* **What the task asks**
Copy every line of the following material without any alteration.

=== Data ===

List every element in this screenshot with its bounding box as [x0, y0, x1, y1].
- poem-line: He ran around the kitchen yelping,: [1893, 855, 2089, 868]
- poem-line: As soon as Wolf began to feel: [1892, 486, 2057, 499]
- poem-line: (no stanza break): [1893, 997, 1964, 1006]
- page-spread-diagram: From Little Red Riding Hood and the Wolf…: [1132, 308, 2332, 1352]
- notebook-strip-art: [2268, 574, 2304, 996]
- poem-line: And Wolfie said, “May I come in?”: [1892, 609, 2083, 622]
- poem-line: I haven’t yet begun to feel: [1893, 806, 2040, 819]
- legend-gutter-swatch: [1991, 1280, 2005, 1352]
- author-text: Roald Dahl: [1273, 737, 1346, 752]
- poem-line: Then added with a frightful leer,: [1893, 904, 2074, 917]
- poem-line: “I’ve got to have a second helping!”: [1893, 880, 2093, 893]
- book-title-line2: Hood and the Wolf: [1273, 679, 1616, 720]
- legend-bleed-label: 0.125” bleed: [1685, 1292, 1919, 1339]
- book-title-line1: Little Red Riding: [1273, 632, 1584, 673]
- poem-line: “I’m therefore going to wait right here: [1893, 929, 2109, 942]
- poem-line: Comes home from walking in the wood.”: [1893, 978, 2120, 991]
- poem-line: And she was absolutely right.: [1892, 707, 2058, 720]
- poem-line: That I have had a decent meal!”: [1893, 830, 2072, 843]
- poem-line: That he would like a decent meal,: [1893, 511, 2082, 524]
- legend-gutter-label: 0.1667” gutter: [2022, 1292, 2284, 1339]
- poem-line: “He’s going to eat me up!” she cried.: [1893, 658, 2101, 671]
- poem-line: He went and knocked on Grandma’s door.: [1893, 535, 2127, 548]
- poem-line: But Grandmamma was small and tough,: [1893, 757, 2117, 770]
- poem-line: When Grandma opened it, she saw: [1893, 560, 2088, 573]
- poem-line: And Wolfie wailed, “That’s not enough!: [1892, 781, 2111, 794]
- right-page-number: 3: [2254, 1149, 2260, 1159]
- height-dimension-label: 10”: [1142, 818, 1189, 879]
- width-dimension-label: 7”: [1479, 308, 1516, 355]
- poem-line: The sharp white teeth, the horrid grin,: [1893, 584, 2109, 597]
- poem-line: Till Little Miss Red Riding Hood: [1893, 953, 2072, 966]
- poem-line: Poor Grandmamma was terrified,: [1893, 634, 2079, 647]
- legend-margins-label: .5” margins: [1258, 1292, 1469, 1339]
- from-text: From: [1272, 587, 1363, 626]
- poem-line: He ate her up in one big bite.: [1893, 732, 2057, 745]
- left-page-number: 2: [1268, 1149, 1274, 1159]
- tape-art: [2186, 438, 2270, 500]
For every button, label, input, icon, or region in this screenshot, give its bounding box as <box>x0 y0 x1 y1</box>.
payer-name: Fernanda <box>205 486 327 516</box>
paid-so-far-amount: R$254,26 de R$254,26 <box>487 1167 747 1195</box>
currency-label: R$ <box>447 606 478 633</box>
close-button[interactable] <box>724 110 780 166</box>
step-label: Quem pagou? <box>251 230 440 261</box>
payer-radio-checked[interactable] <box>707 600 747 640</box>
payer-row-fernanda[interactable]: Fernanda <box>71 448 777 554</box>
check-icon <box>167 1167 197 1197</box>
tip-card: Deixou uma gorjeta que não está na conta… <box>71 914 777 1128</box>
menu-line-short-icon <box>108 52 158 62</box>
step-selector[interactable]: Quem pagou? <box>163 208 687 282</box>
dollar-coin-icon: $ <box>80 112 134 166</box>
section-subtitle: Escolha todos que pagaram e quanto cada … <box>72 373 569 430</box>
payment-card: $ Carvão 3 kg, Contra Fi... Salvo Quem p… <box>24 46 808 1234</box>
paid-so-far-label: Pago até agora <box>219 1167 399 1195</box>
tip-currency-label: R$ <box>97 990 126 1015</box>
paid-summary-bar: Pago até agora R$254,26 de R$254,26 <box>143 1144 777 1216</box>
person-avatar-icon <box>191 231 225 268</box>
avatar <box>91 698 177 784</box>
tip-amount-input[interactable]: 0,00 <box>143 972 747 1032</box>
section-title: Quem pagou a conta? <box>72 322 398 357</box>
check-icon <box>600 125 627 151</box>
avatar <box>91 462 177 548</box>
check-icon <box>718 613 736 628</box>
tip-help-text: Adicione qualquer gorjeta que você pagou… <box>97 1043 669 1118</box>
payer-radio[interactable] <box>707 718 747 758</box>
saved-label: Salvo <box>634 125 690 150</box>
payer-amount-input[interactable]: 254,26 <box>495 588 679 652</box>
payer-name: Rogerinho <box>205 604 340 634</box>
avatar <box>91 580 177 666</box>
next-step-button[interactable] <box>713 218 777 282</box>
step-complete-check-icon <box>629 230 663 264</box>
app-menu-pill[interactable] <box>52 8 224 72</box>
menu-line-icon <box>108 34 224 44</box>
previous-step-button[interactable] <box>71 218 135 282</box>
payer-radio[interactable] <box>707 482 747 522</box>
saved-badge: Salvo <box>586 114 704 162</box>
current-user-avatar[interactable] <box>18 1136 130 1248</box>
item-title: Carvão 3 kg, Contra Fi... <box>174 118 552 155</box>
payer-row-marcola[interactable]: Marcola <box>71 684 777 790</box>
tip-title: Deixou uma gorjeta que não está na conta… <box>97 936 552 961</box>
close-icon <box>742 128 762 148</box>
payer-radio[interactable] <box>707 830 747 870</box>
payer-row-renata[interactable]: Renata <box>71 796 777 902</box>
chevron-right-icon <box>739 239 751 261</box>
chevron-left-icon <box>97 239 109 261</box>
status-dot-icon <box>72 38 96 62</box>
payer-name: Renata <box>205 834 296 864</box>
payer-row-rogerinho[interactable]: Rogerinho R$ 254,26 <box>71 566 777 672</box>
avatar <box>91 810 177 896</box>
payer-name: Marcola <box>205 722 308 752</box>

===

* **Right answer**
List every element in this screenshot with its bounding box as [x0, y0, x1, y1].
- poem-line: He ran around the kitchen yelping,: [1893, 855, 2089, 868]
- poem-line: As soon as Wolf began to feel: [1892, 486, 2057, 499]
- poem-line: (no stanza break): [1893, 997, 1964, 1006]
- page-spread-diagram: From Little Red Riding Hood and the Wolf…: [1132, 308, 2332, 1352]
- notebook-strip-art: [2268, 574, 2304, 996]
- poem-line: And Wolfie said, “May I come in?”: [1892, 609, 2083, 622]
- poem-line: I haven’t yet begun to feel: [1893, 806, 2040, 819]
- legend-gutter-swatch: [1991, 1280, 2005, 1352]
- author-text: Roald Dahl: [1273, 737, 1346, 752]
- poem-line: Then added with a frightful leer,: [1893, 904, 2074, 917]
- poem-line: “I’ve got to have a second helping!”: [1893, 880, 2093, 893]
- book-title-line2: Hood and the Wolf: [1273, 679, 1616, 720]
- legend-bleed-label: 0.125” bleed: [1685, 1292, 1919, 1339]
- book-title-line1: Little Red Riding: [1273, 632, 1584, 673]
- poem-line: “I’m therefore going to wait right here: [1893, 929, 2109, 942]
- poem-line: Comes home from walking in the wood.”: [1893, 978, 2120, 991]
- poem-line: And she was absolutely right.: [1892, 707, 2058, 720]
- poem-line: That I have had a decent meal!”: [1893, 830, 2072, 843]
- poem-line: That he would like a decent meal,: [1893, 511, 2082, 524]
- legend-gutter-label: 0.1667” gutter: [2022, 1292, 2284, 1339]
- poem-line: “He’s going to eat me up!” she cried.: [1893, 658, 2101, 671]
- poem-line: He went and knocked on Grandma’s door.: [1893, 535, 2127, 548]
- poem-line: But Grandmamma was small and tough,: [1893, 757, 2117, 770]
- poem-line: When Grandma opened it, she saw: [1893, 560, 2088, 573]
- poem-line: And Wolfie wailed, “That’s not enough!: [1892, 781, 2111, 794]
- right-page-number: 3: [2254, 1149, 2260, 1159]
- height-dimension-label: 10”: [1142, 818, 1189, 879]
- width-dimension-label: 7”: [1479, 308, 1516, 355]
- poem-line: The sharp white teeth, the horrid grin,: [1893, 584, 2109, 597]
- poem-line: Till Little Miss Red Riding Hood: [1893, 953, 2072, 966]
- poem-line: Poor Grandmamma was terrified,: [1893, 634, 2079, 647]
- legend-margins-label: .5” margins: [1258, 1292, 1469, 1339]
- from-text: From: [1272, 587, 1363, 626]
- poem-line: He ate her up in one big bite.: [1893, 732, 2057, 745]
- left-page-number: 2: [1268, 1149, 1274, 1159]
- tape-art: [2186, 438, 2270, 500]
For every button, label, input, icon, or region in this screenshot, give its bounding box as <box>x0 y0 x1 y1</box>.
payer-name: Fernanda <box>205 486 327 516</box>
paid-so-far-amount: R$254,26 de R$254,26 <box>487 1167 747 1195</box>
currency-label: R$ <box>447 606 478 633</box>
close-button[interactable] <box>724 110 780 166</box>
step-label: Quem pagou? <box>251 230 440 261</box>
payer-radio-checked[interactable] <box>707 600 747 640</box>
payer-row-fernanda[interactable]: Fernanda <box>71 448 777 554</box>
check-icon <box>167 1167 197 1197</box>
tip-card: Deixou uma gorjeta que não está na conta… <box>71 914 777 1128</box>
menu-line-short-icon <box>108 52 158 62</box>
step-selector[interactable]: Quem pagou? <box>163 208 687 282</box>
dollar-coin-icon: $ <box>80 112 134 166</box>
section-subtitle: Escolha todos que pagaram e quanto cada … <box>72 373 569 430</box>
payment-card: $ Carvão 3 kg, Contra Fi... Salvo Quem p… <box>24 46 808 1234</box>
paid-so-far-label: Pago até agora <box>219 1167 399 1195</box>
tip-currency-label: R$ <box>97 990 126 1015</box>
paid-summary-bar: Pago até agora R$254,26 de R$254,26 <box>143 1144 777 1216</box>
person-avatar-icon <box>191 231 225 268</box>
avatar <box>91 698 177 784</box>
tip-amount-input[interactable]: 0,00 <box>143 972 747 1032</box>
section-title: Quem pagou a conta? <box>72 322 398 357</box>
check-icon <box>600 125 627 151</box>
avatar <box>91 462 177 548</box>
check-icon <box>718 613 736 628</box>
tip-help-text: Adicione qualquer gorjeta que você pagou… <box>97 1043 669 1118</box>
payer-radio[interactable] <box>707 718 747 758</box>
saved-label: Salvo <box>634 125 690 150</box>
payer-amount-input[interactable]: 254,26 <box>495 588 679 652</box>
payer-name: Rogerinho <box>205 604 340 634</box>
avatar <box>91 580 177 666</box>
next-step-button[interactable] <box>713 218 777 282</box>
step-complete-check-icon <box>629 230 663 264</box>
app-menu-pill[interactable] <box>52 8 224 72</box>
menu-line-icon <box>108 34 224 44</box>
previous-step-button[interactable] <box>71 218 135 282</box>
payer-radio[interactable] <box>707 482 747 522</box>
saved-badge: Salvo <box>586 114 704 162</box>
current-user-avatar[interactable] <box>18 1136 130 1248</box>
item-title: Carvão 3 kg, Contra Fi... <box>174 118 552 155</box>
payer-row-marcola[interactable]: Marcola <box>71 684 777 790</box>
tip-title: Deixou uma gorjeta que não está na conta… <box>97 936 552 961</box>
close-icon <box>742 128 762 148</box>
payer-radio[interactable] <box>707 830 747 870</box>
payer-row-renata[interactable]: Renata <box>71 796 777 902</box>
chevron-right-icon <box>739 239 751 261</box>
chevron-left-icon <box>97 239 109 261</box>
status-dot-icon <box>72 38 96 62</box>
payer-name: Renata <box>205 834 296 864</box>
payer-row-rogerinho[interactable]: Rogerinho R$ 254,26 <box>71 566 777 672</box>
avatar <box>91 810 177 896</box>
payer-name: Marcola <box>205 722 308 752</box>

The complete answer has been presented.